Write out the line with "Convert this document image to plain text." and every later line through the end of the data below, exactly as given, with no pictures in the copy.

[Records from a collection]
>>>
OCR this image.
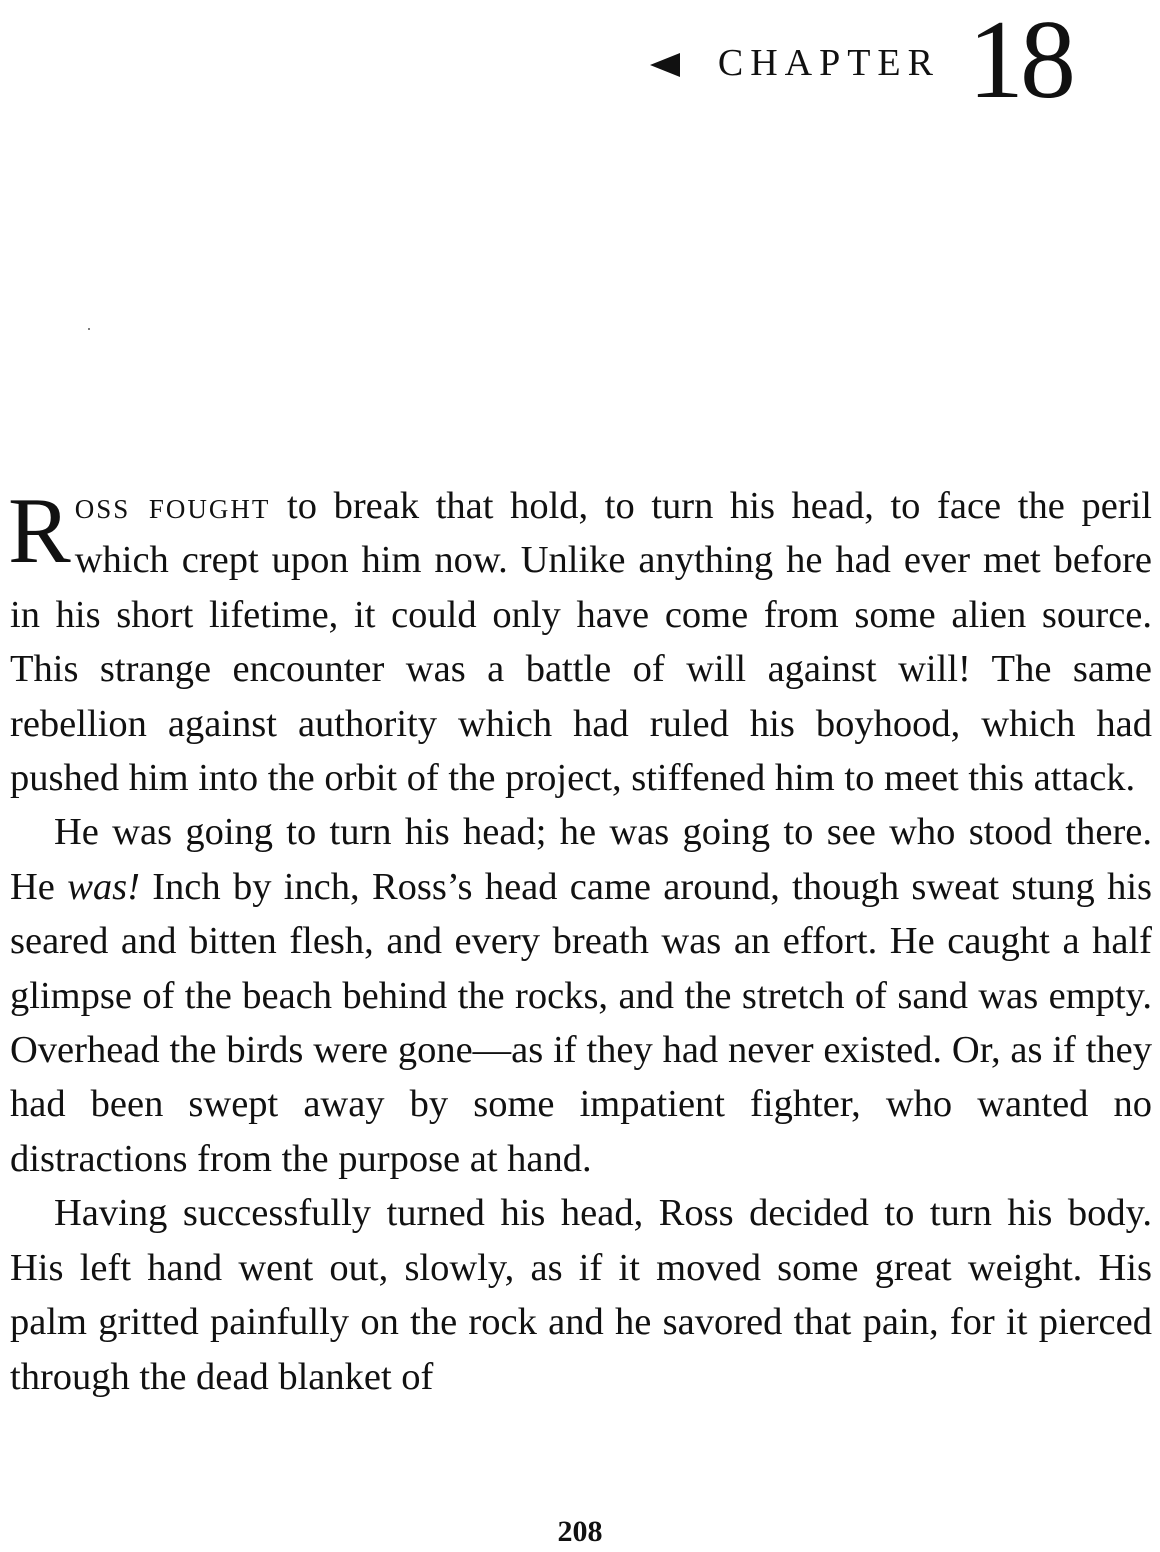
CHAPTER 18

Ross fought to break that hold, to turn his head, to face the peril which crept upon him now. Unlike anything he had ever met before in his short lifetime, it could only have come from some alien source. This strange encounter was a battle of will against will! The same rebellion against authority which had ruled his boyhood, which had pushed him into the orbit of the project, stiffened him to meet this attack.

He was going to turn his head; he was going to see who stood there. He was! Inch by inch, Ross’s head came around, though sweat stung his seared and bitten flesh, and every breath was an effort. He caught a half glimpse of the beach behind the rocks, and the stretch of sand was empty. Overhead the birds were gone—as if they had never existed. Or, as if they had been swept away by some impatient fighter, who wanted no distractions from the purpose at hand.

Having successfully turned his head, Ross decided to turn his body. His left hand went out, slowly, as if it moved some great weight. His palm gritted painfully on the rock and he savored that pain, for it pierced through the dead blanket of

208
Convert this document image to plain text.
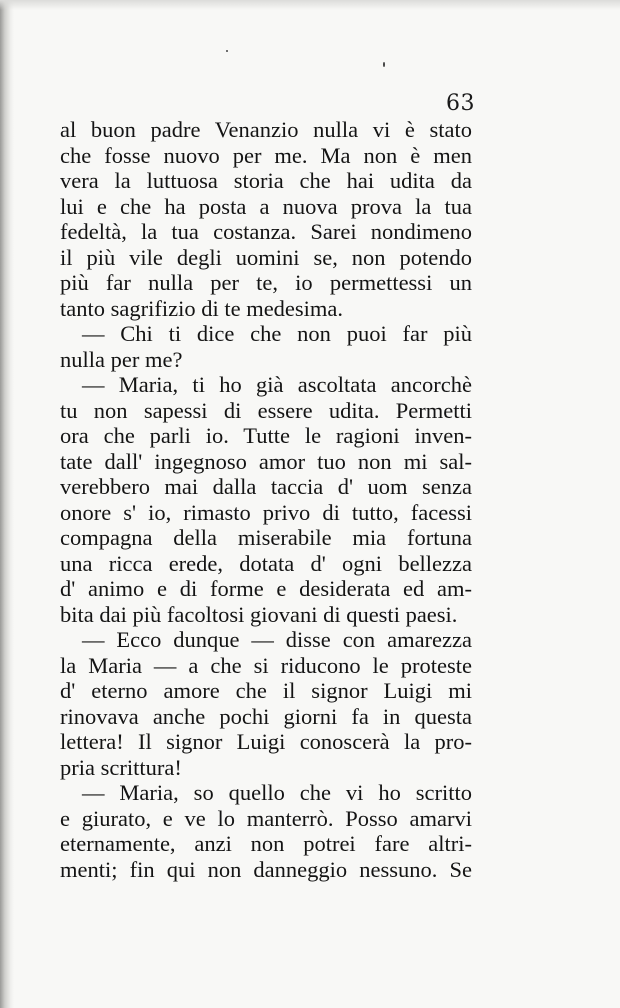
63
al buon padre Venanzio nulla vi è stato
che fosse nuovo per me. Ma non è men
vera la luttuosa storia che hai udita da
lui e che ha posta a nuova prova la tua
fedeltà, la tua costanza. Sarei nondimeno
il più vile degli uomini se, non potendo
più far nulla per te, io permettessi un
tanto sagrifizio di te medesima.
— Chi ti dice che non puoi far più
nulla per me?
— Maria, ti ho già ascoltata ancorchè
tu non sapessi di essere udita. Permetti
ora che parli io. Tutte le ragioni inven-
tate dall' ingegnoso amor tuo non mi sal-
verebbero mai dalla taccia d' uom senza
onore s' io, rimasto privo di tutto, facessi
compagna della miserabile mia fortuna
una ricca erede, dotata d' ogni bellezza
d' animo e di forme e desiderata ed am-
bita dai più facoltosi giovani di questi paesi.
— Ecco dunque — disse con amarezza
la Maria — a che si riducono le proteste
d' eterno amore che il signor Luigi mi
rinovava anche pochi giorni fa in questa
lettera! Il signor Luigi conoscerà la pro-
pria scrittura!
— Maria, so quello che vi ho scritto
e giurato, e ve lo manterrò. Posso amarvi
eternamente, anzi non potrei fare altri-
menti; fin qui non danneggio nessuno. Se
<<<
- ANSWER TO THIS PROBLEM -
Convert this document image to plain text.
63
al buon padre Venanzio nulla vi è stato
che fosse nuovo per me. Ma non è men
vera la luttuosa storia che hai udita da
lui e che ha posta a nuova prova la tua
fedeltà, la tua costanza. Sarei nondimeno
il più vile degli uomini se, non potendo
più far nulla per te, io permettessi un
tanto sagrifizio di te medesima.
— Chi ti dice che non puoi far più
nulla per me?
— Maria, ti ho già ascoltata ancorchè
tu non sapessi di essere udita. Permetti
ora che parli io. Tutte le ragioni inven-
tate dall' ingegnoso amor tuo non mi sal-
verebbero mai dalla taccia d' uom senza
onore s' io, rimasto privo di tutto, facessi
compagna della miserabile mia fortuna
una ricca erede, dotata d' ogni bellezza
d' animo e di forme e desiderata ed am-
bita dai più facoltosi giovani di questi paesi.
— Ecco dunque — disse con amarezza
la Maria — a che si riducono le proteste
d' eterno amore che il signor Luigi mi
rinovava anche pochi giorni fa in questa
lettera! Il signor Luigi conoscerà la pro-
pria scrittura!
— Maria, so quello che vi ho scritto
e giurato, e ve lo manterrò. Posso amarvi
eternamente, anzi non potrei fare altri-
menti; fin qui non danneggio nessuno. Se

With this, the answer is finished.